— MATERIAL FOR THIS TASK —
★ ★ ★ ★

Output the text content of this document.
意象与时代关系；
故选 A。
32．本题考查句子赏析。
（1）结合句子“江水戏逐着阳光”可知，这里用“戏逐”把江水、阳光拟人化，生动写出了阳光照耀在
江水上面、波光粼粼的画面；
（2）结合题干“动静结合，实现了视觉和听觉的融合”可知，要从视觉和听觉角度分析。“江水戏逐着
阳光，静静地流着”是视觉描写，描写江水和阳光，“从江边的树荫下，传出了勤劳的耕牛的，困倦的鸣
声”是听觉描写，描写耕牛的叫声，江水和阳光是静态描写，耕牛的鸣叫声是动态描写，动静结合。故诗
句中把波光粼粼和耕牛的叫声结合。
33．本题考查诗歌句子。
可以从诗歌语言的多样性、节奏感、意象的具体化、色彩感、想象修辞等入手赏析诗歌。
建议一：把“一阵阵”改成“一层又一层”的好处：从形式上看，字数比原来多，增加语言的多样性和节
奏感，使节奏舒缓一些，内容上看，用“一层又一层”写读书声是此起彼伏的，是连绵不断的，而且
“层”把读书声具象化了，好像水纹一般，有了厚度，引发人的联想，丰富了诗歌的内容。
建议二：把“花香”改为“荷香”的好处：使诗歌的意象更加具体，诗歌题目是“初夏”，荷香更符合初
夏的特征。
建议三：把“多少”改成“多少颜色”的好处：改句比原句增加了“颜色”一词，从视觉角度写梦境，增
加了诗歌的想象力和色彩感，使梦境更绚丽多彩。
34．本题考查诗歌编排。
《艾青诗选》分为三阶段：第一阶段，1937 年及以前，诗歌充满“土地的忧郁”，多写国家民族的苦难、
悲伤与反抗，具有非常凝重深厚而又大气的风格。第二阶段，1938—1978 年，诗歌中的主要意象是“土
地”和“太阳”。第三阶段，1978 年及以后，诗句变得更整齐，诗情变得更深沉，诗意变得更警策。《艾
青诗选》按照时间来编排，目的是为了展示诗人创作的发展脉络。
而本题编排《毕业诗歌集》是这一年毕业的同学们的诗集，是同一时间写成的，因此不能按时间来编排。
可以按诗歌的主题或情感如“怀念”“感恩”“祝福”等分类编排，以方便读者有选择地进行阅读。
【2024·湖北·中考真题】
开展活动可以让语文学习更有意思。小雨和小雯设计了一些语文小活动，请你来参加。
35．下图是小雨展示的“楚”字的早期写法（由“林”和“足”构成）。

★ ★ ★ ★

— PROBLEM STATEMENT —
State the count of lines with the word "一层又一层" in them, and write nothing else.

— EXPECTED OUTPUT —
2